### Materials provided ###
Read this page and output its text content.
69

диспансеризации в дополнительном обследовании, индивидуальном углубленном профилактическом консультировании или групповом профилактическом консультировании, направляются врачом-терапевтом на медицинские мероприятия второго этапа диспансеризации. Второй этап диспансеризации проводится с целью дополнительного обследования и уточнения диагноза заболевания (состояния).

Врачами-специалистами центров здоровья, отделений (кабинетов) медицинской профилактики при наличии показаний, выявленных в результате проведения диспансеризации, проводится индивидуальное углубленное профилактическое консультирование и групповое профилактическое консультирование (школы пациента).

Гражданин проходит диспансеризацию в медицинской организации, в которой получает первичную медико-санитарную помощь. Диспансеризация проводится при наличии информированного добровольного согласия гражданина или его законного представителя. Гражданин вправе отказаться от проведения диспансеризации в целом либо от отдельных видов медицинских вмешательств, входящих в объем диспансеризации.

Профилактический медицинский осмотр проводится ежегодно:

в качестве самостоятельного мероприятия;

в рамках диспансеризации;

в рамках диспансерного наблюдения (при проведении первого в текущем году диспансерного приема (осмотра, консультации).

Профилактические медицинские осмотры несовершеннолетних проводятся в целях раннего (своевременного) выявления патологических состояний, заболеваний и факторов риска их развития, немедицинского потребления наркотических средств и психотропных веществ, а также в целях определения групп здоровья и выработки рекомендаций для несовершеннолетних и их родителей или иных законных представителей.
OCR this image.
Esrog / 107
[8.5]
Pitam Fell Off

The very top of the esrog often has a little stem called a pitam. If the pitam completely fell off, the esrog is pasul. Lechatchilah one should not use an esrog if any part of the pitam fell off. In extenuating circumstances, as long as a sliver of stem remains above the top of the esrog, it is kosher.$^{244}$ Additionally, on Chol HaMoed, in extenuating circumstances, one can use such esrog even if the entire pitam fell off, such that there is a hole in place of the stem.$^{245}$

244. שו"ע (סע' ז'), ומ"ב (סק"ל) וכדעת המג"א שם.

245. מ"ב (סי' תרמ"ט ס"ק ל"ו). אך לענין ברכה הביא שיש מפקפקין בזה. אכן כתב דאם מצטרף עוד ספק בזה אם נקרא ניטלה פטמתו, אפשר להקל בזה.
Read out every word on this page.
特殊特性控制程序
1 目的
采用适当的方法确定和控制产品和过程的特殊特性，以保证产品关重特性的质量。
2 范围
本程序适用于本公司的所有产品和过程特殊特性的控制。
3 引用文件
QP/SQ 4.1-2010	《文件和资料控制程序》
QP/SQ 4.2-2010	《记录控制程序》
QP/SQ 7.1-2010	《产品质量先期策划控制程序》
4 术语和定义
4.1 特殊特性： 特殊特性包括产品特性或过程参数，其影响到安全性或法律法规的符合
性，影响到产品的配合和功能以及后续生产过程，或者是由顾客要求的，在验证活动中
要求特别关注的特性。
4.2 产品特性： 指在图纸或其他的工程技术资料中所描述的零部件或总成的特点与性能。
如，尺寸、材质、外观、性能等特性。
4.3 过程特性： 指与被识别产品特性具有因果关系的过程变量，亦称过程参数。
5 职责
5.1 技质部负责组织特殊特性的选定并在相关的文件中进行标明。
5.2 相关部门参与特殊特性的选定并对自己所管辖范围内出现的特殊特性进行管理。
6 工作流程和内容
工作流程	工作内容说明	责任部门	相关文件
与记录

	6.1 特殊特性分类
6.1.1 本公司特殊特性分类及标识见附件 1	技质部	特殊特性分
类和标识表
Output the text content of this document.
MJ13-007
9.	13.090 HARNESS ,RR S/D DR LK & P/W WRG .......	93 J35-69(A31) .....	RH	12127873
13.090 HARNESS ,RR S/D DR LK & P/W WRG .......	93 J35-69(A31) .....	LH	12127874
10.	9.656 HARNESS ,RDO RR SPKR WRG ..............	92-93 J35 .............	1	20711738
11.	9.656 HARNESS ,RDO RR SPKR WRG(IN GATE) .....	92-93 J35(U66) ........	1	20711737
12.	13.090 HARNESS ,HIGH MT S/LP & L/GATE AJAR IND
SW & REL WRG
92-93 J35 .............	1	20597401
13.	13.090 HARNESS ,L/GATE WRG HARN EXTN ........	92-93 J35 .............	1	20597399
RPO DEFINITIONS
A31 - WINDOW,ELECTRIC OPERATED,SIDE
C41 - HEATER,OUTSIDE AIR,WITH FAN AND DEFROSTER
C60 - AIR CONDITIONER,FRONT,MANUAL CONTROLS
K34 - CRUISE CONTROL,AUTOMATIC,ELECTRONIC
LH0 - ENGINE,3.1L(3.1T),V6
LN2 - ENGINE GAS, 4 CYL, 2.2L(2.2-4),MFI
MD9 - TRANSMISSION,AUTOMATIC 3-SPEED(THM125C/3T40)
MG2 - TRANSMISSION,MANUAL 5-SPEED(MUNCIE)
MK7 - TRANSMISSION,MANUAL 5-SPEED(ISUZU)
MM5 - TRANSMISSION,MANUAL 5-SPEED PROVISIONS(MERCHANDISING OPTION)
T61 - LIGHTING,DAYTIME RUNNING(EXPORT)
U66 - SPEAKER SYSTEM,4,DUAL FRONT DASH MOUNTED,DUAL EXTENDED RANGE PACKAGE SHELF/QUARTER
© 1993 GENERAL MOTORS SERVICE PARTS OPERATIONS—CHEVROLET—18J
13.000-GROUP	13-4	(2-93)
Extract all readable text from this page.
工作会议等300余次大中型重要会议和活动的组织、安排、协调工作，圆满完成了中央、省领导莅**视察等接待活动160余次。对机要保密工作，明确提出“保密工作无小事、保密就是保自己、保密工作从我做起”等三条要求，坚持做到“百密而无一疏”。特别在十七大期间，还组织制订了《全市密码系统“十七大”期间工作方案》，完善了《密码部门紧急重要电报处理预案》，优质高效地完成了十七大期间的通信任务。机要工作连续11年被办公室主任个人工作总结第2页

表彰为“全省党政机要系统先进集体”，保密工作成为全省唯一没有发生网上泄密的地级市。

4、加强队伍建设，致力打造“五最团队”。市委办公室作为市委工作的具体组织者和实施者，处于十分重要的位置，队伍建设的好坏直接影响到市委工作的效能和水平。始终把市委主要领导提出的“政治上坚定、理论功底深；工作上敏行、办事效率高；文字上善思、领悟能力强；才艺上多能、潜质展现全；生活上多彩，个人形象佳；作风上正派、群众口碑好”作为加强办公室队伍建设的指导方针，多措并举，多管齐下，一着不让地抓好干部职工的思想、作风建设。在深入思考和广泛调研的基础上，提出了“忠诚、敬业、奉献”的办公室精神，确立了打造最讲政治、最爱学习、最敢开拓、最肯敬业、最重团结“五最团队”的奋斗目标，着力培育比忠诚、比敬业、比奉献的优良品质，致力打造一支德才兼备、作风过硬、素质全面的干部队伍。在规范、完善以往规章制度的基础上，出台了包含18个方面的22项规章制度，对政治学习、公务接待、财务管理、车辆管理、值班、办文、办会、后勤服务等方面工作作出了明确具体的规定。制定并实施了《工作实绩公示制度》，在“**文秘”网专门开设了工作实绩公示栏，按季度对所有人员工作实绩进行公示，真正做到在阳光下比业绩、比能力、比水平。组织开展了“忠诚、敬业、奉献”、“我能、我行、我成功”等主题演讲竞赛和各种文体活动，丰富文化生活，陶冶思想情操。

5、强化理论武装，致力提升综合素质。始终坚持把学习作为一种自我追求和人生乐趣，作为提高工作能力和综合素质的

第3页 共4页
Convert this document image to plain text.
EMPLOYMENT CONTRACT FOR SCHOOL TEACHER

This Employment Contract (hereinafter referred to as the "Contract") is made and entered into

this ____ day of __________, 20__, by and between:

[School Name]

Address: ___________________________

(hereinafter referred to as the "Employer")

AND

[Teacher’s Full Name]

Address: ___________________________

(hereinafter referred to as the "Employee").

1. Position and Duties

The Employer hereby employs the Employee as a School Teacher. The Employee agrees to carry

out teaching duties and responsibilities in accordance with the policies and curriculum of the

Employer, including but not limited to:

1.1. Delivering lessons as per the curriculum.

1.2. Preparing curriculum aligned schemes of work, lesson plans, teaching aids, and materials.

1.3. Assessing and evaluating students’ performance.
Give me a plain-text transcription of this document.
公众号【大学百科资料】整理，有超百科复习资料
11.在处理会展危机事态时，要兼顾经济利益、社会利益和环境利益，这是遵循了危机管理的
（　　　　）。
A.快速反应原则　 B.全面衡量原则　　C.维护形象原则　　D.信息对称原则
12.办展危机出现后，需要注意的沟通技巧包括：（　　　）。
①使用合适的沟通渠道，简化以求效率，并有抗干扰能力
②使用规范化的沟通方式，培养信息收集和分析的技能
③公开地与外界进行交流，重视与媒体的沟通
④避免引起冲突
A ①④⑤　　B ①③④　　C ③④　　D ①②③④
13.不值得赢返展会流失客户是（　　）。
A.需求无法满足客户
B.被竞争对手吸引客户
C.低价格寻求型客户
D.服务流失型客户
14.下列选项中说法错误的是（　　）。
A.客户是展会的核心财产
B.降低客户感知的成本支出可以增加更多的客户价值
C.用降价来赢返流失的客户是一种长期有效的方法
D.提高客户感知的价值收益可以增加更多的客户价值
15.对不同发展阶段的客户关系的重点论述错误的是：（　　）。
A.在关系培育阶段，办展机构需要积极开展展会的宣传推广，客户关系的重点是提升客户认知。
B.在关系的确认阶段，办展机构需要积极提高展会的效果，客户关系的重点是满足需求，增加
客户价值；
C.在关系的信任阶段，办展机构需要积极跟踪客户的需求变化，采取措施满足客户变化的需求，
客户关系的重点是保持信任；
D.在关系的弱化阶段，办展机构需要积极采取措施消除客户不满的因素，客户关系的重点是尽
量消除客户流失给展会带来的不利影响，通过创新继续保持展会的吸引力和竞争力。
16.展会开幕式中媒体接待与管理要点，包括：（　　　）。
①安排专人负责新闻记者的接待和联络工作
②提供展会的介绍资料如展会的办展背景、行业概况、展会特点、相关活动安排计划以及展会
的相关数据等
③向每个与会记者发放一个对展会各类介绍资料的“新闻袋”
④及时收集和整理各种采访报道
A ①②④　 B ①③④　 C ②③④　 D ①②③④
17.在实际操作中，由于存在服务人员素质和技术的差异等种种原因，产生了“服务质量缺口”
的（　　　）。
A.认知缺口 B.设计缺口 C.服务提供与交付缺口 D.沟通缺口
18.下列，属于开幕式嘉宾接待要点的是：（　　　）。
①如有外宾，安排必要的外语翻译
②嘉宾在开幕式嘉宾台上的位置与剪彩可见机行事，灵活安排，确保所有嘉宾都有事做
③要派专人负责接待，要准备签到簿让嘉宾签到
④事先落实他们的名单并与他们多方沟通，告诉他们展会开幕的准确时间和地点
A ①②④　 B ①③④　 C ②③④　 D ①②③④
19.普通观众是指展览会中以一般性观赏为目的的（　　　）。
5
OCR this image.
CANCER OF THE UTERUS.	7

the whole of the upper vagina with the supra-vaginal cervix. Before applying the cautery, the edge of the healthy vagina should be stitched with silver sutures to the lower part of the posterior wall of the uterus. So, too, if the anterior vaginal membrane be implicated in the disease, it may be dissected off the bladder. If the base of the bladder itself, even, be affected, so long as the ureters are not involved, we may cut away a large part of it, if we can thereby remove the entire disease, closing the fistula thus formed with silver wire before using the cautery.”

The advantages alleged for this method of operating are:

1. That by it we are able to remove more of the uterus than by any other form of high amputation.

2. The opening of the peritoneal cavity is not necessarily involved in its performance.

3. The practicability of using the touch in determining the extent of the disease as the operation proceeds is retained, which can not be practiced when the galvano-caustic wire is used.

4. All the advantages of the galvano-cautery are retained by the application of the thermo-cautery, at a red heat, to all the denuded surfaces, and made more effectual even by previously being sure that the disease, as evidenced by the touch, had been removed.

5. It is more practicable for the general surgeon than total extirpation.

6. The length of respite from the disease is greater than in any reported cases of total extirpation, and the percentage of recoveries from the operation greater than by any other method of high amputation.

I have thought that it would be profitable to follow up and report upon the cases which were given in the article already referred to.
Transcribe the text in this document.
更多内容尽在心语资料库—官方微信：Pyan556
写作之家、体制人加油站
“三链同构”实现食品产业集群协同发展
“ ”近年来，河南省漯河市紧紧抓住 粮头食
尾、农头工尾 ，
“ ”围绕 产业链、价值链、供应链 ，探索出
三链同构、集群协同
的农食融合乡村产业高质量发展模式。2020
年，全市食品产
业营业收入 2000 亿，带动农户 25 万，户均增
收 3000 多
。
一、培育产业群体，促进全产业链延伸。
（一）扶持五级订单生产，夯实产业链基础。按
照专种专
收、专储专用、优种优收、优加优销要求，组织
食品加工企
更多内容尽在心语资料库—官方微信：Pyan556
###
Collect every line above that contains the word "рамках".

**Solution:**
в рамках диспансеризации;
в рамках диспансерного наблюдения (при проведении первого в текущем году диспансерного приема (осмотра, консультации).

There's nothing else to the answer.